/---
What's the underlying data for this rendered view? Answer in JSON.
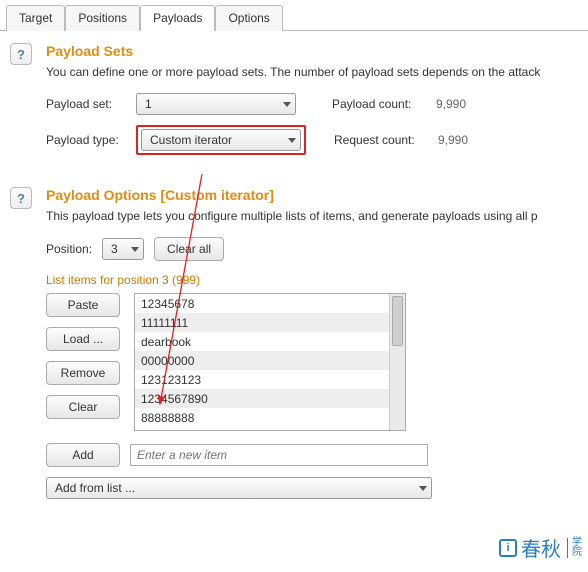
{
  "tabs": {
    "target": "Target",
    "positions": "Positions",
    "payloads": "Payloads",
    "options": "Options",
    "active": "payloads"
  },
  "payload_sets": {
    "title": "Payload Sets",
    "description": "You can define one or more payload sets. The number of payload sets depends on the attack",
    "set_label": "Payload set:",
    "set_value": "1",
    "type_label": "Payload type:",
    "type_value": "Custom iterator",
    "payload_count_label": "Payload count:",
    "payload_count_value": "9,990",
    "request_count_label": "Request count:",
    "request_count_value": "9,990"
  },
  "payload_options": {
    "title": "Payload Options [Custom iterator]",
    "description": "This payload type lets you configure multiple lists of items, and generate payloads using all p",
    "position_label": "Position:",
    "position_value": "3",
    "clear_all": "Clear all",
    "list_heading": "List items for position 3 (999)",
    "buttons": {
      "paste": "Paste",
      "load": "Load ...",
      "remove": "Remove",
      "clear": "Clear",
      "add": "Add"
    },
    "items": [
      "12345678",
      "11111111",
      "dearbook",
      "00000000",
      "123123123",
      "1234567890",
      "88888888"
    ],
    "new_item_placeholder": "Enter a new item",
    "add_from_list": "Add from list ..."
  },
  "help_glyph": "?",
  "watermark": {
    "brand": "春秋",
    "badge": "i",
    "sub1": "学",
    "sub2": "院"
  }
}
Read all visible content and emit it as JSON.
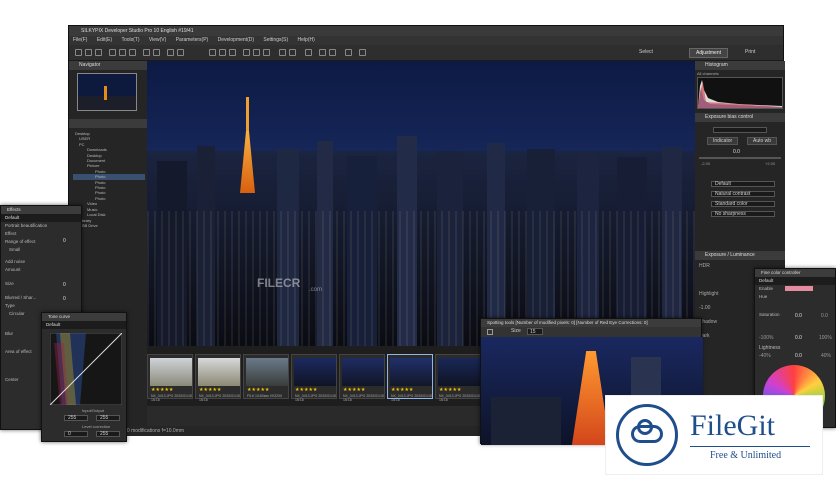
{
  "app": {
    "title": "SILKYPIX Developer Studio Pro 10 English  #19/41",
    "menu": [
      "File(F)",
      "Edit(E)",
      "Tools(T)",
      "View(V)",
      "Parameters(P)",
      "Development(D)",
      "Settings(S)",
      "Help(H)"
    ],
    "toolbar_right": {
      "select_label": "Select",
      "adjustment_label": "Adjustment",
      "print_label": "Print"
    }
  },
  "left": {
    "navigator_title": "Navigator",
    "folder_tree": [
      "Desktop",
      "USER",
      "PC",
      "Downloads",
      "Desktop",
      "Document",
      "Picture",
      "Photo",
      "Photo",
      "Photo",
      "Photo",
      "Photo",
      "Photo",
      "Video",
      "Music",
      "Local Disk",
      "Library",
      "USB Drive"
    ]
  },
  "effects": {
    "title": "Effects",
    "preset": "Default",
    "portrait_label": "Portrait beautification",
    "effect_label": "Effect",
    "effect_value": "0",
    "range_label": "Range of effect",
    "range_value": "Small",
    "add_noise_label": "Add noise",
    "amount_label": "Amount",
    "amount_value": "0",
    "size_label": "Size",
    "size_value": "0",
    "blurred_label": "Blurred / Shar...",
    "type_label": "Type",
    "type_value": "Circular",
    "blur_label": "Blur",
    "area_label": "Area of effect",
    "center_label": "Center"
  },
  "tone_curve": {
    "title": "Tone curve",
    "preset": "Default",
    "input_label": "Input/Output",
    "in_value": "255",
    "out_value": "255",
    "level_label": "Level correction",
    "level_low": "0",
    "level_high": "255"
  },
  "right": {
    "histogram_title": "Histogram",
    "channels_label": "All channels",
    "exposure_title": "Exposure bias control",
    "value_zero": "0.0",
    "value_neg": "-2.00",
    "value_pos": "+2.00",
    "indicator_label": "Indicator",
    "auto_wb_label": "Auto wb",
    "presets": [
      "Default",
      "Natural contrast",
      "Standard color",
      "No sharpness"
    ],
    "exposure2_title": "Exposure / Luminance",
    "hdr_label": "HDR",
    "highlight_label": "Highlight",
    "shadow_label": "Shadow",
    "dark_label": "Dark",
    "minus_one": "-1.00"
  },
  "fine_color": {
    "title": "Fine color controller",
    "preset": "Default",
    "enable_label": "Enable",
    "hue_label": "Hue",
    "hue_value": "0.0",
    "hue_deg": "0.0",
    "saturation_label": "Saturation",
    "sat_low": "-100%",
    "sat_value": "0.0",
    "sat_high": "100%",
    "lightness_label": "Lightness",
    "light_low": "-40%",
    "light_value": "0.0",
    "light_high": "40%"
  },
  "spotting": {
    "title": "Spotting tools [Number of modified pixels: 0]  [Number of Red Eye Corrections: 0]",
    "size_label": "Size",
    "size_value": "15"
  },
  "thumbs": {
    "stars": "★★★★★",
    "meta1": "NX_0413.JPG  2020/01/15 18:18",
    "meta2": "F5.6 1/160sec ISO200"
  },
  "viewer_watermark": "FILECR",
  "viewer_watermark_sub": ".com",
  "status_text": "ISO 4.0  1/0.60sec.  1.00 0  modifications  f=10.0mm",
  "logo": {
    "brand": "FileGit",
    "tagline": "Free & Unlimited"
  }
}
\---
Objective →
Reproduce all entries without any change, and omit the pictures.

Answer to this exercise →
What's the underlying data for this rendered view? Answer in JSON.
{
  "tabs": {
    "target": "Target",
    "positions": "Positions",
    "payloads": "Payloads",
    "options": "Options",
    "active": "payloads"
  },
  "payload_sets": {
    "title": "Payload Sets",
    "description": "You can define one or more payload sets. The number of payload sets depends on the attack",
    "set_label": "Payload set:",
    "set_value": "1",
    "type_label": "Payload type:",
    "type_value": "Custom iterator",
    "payload_count_label": "Payload count:",
    "payload_count_value": "9,990",
    "request_count_label": "Request count:",
    "request_count_value": "9,990"
  },
  "payload_options": {
    "title": "Payload Options [Custom iterator]",
    "description": "This payload type lets you configure multiple lists of items, and generate payloads using all p",
    "position_label": "Position:",
    "position_value": "3",
    "clear_all": "Clear all",
    "list_heading": "List items for position 3 (999)",
    "buttons": {
      "paste": "Paste",
      "load": "Load ...",
      "remove": "Remove",
      "clear": "Clear",
      "add": "Add"
    },
    "items": [
      "12345678",
      "11111111",
      "dearbook",
      "00000000",
      "123123123",
      "1234567890",
      "88888888"
    ],
    "new_item_placeholder": "Enter a new item",
    "add_from_list": "Add from list ..."
  },
  "help_glyph": "?",
  "watermark": {
    "brand": "春秋",
    "badge": "i",
    "sub1": "学",
    "sub2": "院"
  }
}
Read all visible content and emit it as JSON.
{
  "app": {
    "title": "SILKYPIX Developer Studio Pro 10 English  #19/41",
    "menu": [
      "File(F)",
      "Edit(E)",
      "Tools(T)",
      "View(V)",
      "Parameters(P)",
      "Development(D)",
      "Settings(S)",
      "Help(H)"
    ],
    "toolbar_right": {
      "select_label": "Select",
      "adjustment_label": "Adjustment",
      "print_label": "Print"
    }
  },
  "left": {
    "navigator_title": "Navigator",
    "folder_tree": [
      "Desktop",
      "USER",
      "PC",
      "Downloads",
      "Desktop",
      "Document",
      "Picture",
      "Photo",
      "Photo",
      "Photo",
      "Photo",
      "Photo",
      "Photo",
      "Video",
      "Music",
      "Local Disk",
      "Library",
      "USB Drive"
    ]
  },
  "effects": {
    "title": "Effects",
    "preset": "Default",
    "portrait_label": "Portrait beautification",
    "effect_label": "Effect",
    "effect_value": "0",
    "range_label": "Range of effect",
    "range_value": "Small",
    "add_noise_label": "Add noise",
    "amount_label": "Amount",
    "amount_value": "0",
    "size_label": "Size",
    "size_value": "0",
    "blurred_label": "Blurred / Shar...",
    "type_label": "Type",
    "type_value": "Circular",
    "blur_label": "Blur",
    "area_label": "Area of effect",
    "center_label": "Center"
  },
  "tone_curve": {
    "title": "Tone curve",
    "preset": "Default",
    "input_label": "Input/Output",
    "in_value": "255",
    "out_value": "255",
    "level_label": "Level correction",
    "level_low": "0",
    "level_high": "255"
  },
  "right": {
    "histogram_title": "Histogram",
    "channels_label": "All channels",
    "exposure_title": "Exposure bias control",
    "value_zero": "0.0",
    "value_neg": "-2.00",
    "value_pos": "+2.00",
    "indicator_label": "Indicator",
    "auto_wb_label": "Auto wb",
    "presets": [
      "Default",
      "Natural contrast",
      "Standard color",
      "No sharpness"
    ],
    "exposure2_title": "Exposure / Luminance",
    "hdr_label": "HDR",
    "highlight_label": "Highlight",
    "shadow_label": "Shadow",
    "dark_label": "Dark",
    "minus_one": "-1.00"
  },
  "fine_color": {
    "title": "Fine color controller",
    "preset": "Default",
    "enable_label": "Enable",
    "hue_label": "Hue",
    "hue_value": "0.0",
    "hue_deg": "0.0",
    "saturation_label": "Saturation",
    "sat_low": "-100%",
    "sat_value": "0.0",
    "sat_high": "100%",
    "lightness_label": "Lightness",
    "light_low": "-40%",
    "light_value": "0.0",
    "light_high": "40%"
  },
  "spotting": {
    "title": "Spotting tools [Number of modified pixels: 0]  [Number of Red Eye Corrections: 0]",
    "size_label": "Size",
    "size_value": "15"
  },
  "thumbs": {
    "stars": "★★★★★",
    "meta1": "NX_0413.JPG  2020/01/15 18:18",
    "meta2": "F5.6 1/160sec ISO200"
  },
  "viewer_watermark": "FILECR",
  "viewer_watermark_sub": ".com",
  "status_text": "ISO 4.0  1/0.60sec.  1.00 0  modifications  f=10.0mm",
  "logo": {
    "brand": "FileGit",
    "tagline": "Free & Unlimited"
  }
}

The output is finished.